[CHALLENGE]: Show every line that has the string "Location" in it.

[DATASET RECORDS]:
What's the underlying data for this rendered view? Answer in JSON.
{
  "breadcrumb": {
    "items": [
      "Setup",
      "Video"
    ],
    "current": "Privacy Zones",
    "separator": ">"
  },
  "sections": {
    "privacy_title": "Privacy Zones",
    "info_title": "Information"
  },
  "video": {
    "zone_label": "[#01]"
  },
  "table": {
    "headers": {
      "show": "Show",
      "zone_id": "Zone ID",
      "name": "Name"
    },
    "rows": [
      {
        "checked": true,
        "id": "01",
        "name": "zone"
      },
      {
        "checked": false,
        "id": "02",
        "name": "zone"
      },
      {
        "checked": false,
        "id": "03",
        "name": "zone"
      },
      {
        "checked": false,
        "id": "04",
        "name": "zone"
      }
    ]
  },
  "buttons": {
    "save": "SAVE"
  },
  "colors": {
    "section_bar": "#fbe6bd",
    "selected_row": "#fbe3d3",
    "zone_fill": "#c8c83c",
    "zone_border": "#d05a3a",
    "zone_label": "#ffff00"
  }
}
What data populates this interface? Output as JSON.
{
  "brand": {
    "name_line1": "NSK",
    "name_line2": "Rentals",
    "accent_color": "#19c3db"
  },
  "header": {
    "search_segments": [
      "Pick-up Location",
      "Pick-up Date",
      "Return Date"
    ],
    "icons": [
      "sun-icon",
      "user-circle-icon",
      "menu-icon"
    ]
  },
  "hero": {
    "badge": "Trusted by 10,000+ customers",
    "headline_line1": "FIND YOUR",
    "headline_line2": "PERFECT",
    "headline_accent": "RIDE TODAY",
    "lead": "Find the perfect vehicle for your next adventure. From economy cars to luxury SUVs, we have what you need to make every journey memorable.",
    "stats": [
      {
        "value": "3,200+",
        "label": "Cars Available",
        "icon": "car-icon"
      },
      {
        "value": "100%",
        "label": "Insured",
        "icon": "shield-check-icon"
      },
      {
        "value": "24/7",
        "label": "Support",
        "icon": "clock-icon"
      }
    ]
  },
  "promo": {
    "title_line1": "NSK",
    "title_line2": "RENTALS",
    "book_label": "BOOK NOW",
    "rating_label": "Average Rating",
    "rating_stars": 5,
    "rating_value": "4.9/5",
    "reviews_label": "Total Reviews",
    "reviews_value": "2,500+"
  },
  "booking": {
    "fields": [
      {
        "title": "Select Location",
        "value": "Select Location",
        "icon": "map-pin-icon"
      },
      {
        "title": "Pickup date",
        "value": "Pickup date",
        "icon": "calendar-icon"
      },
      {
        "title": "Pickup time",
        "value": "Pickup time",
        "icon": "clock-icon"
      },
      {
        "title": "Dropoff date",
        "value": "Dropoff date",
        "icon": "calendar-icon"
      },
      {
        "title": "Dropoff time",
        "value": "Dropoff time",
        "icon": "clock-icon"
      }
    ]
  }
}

[TASK SOLUTION]:
      "Pick-up Location",
        "title": "Select Location",
        "value": "Select Location",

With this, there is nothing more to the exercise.